Written exercise: Copy every line of the records below word for word, keeping each character unchanged.

Element and region listings:

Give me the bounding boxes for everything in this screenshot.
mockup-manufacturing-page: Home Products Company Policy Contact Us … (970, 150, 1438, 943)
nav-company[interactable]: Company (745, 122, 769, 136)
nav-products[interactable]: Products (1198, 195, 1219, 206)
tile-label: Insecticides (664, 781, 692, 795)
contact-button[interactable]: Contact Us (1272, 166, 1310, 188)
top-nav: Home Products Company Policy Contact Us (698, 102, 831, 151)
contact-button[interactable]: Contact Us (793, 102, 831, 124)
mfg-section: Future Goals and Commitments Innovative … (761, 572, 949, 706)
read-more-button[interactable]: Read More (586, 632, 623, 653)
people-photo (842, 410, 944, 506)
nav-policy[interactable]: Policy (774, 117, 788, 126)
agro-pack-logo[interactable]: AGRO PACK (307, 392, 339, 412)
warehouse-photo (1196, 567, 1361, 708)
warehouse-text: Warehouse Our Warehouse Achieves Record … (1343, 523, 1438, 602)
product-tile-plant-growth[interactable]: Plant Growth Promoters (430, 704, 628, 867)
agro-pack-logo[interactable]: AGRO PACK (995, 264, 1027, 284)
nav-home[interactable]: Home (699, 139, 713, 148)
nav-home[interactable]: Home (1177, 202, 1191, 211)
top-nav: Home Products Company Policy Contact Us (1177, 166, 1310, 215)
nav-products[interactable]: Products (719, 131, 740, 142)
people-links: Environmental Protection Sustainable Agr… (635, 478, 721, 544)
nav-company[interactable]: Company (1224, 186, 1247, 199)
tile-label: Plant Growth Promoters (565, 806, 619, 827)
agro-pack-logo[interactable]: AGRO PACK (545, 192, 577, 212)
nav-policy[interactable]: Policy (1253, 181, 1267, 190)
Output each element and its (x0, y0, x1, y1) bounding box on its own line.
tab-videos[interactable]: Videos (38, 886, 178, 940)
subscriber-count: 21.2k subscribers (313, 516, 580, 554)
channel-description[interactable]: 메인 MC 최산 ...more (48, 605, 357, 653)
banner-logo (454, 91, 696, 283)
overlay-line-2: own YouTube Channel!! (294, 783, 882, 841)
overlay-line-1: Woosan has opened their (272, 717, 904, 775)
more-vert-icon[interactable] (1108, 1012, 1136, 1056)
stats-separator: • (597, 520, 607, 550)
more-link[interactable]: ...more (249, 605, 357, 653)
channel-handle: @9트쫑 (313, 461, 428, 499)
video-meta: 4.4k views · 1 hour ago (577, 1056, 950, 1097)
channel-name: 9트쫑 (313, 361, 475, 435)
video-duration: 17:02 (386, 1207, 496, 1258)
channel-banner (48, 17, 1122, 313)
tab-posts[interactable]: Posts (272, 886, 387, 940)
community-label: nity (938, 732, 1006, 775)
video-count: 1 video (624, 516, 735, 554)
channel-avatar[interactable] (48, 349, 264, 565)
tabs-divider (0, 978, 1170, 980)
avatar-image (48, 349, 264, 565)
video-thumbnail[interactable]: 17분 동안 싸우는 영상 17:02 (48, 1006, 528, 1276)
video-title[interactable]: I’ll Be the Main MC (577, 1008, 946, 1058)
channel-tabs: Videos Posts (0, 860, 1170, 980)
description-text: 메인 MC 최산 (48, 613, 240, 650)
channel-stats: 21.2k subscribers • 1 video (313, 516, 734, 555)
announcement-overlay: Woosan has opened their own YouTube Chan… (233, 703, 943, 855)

Reply:
Give me the bounding boxes for everything in this screenshot.
mockup-manufacturing-page: Home Products Company Policy Contact Us … (970, 150, 1438, 943)
nav-company[interactable]: Company (745, 122, 769, 136)
nav-products[interactable]: Products (1198, 195, 1219, 206)
tile-label: Insecticides (664, 781, 692, 795)
contact-button[interactable]: Contact Us (1272, 166, 1310, 188)
top-nav: Home Products Company Policy Contact Us (698, 102, 831, 151)
contact-button[interactable]: Contact Us (793, 102, 831, 124)
mfg-section: Future Goals and Commitments Innovative … (761, 572, 949, 706)
read-more-button[interactable]: Read More (586, 632, 623, 653)
people-photo (842, 410, 944, 506)
nav-policy[interactable]: Policy (774, 117, 788, 126)
agro-pack-logo[interactable]: AGRO PACK (307, 392, 339, 412)
warehouse-photo (1196, 567, 1361, 708)
warehouse-text: Warehouse Our Warehouse Achieves Record … (1343, 523, 1438, 602)
product-tile-plant-growth[interactable]: Plant Growth Promoters (430, 704, 628, 867)
agro-pack-logo[interactable]: AGRO PACK (995, 264, 1027, 284)
nav-home[interactable]: Home (699, 139, 713, 148)
nav-home[interactable]: Home (1177, 202, 1191, 211)
top-nav: Home Products Company Policy Contact Us (1177, 166, 1310, 215)
nav-products[interactable]: Products (719, 131, 740, 142)
people-links: Environmental Protection Sustainable Agr… (635, 478, 721, 544)
nav-company[interactable]: Company (1224, 186, 1247, 199)
tile-label: Plant Growth Promoters (565, 806, 619, 827)
agro-pack-logo[interactable]: AGRO PACK (545, 192, 577, 212)
nav-policy[interactable]: Policy (1253, 181, 1267, 190)
Output each element and its (x0, y0, x1, y1) bounding box on its own line.
tab-videos[interactable]: Videos (38, 886, 178, 940)
subscriber-count: 21.2k subscribers (313, 516, 580, 554)
channel-description[interactable]: 메인 MC 최산 ...more (48, 605, 357, 653)
banner-logo (454, 91, 696, 283)
overlay-line-2: own YouTube Channel!! (294, 783, 882, 841)
overlay-line-1: Woosan has opened their (272, 717, 904, 775)
more-vert-icon[interactable] (1108, 1012, 1136, 1056)
stats-separator: • (597, 520, 607, 550)
more-link[interactable]: ...more (249, 605, 357, 653)
channel-handle: @9트쫑 (313, 461, 428, 499)
video-meta: 4.4k views · 1 hour ago (577, 1056, 950, 1097)
channel-name: 9트쫑 (313, 361, 475, 435)
video-duration: 17:02 (386, 1207, 496, 1258)
channel-banner (48, 17, 1122, 313)
tab-posts[interactable]: Posts (272, 886, 387, 940)
community-label: nity (938, 732, 1006, 775)
video-count: 1 video (624, 516, 735, 554)
channel-avatar[interactable] (48, 349, 264, 565)
tabs-divider (0, 978, 1170, 980)
avatar-image (48, 349, 264, 565)
video-thumbnail[interactable]: 17분 동안 싸우는 영상 17:02 (48, 1006, 528, 1276)
video-title[interactable]: I’ll Be the Main MC (577, 1008, 946, 1058)
channel-tabs: Videos Posts (0, 860, 1170, 980)
description-text: 메인 MC 최산 (48, 613, 240, 650)
channel-stats: 21.2k subscribers • 1 video (313, 516, 734, 555)
announcement-overlay: Woosan has opened their own YouTube Chan… (233, 703, 943, 855)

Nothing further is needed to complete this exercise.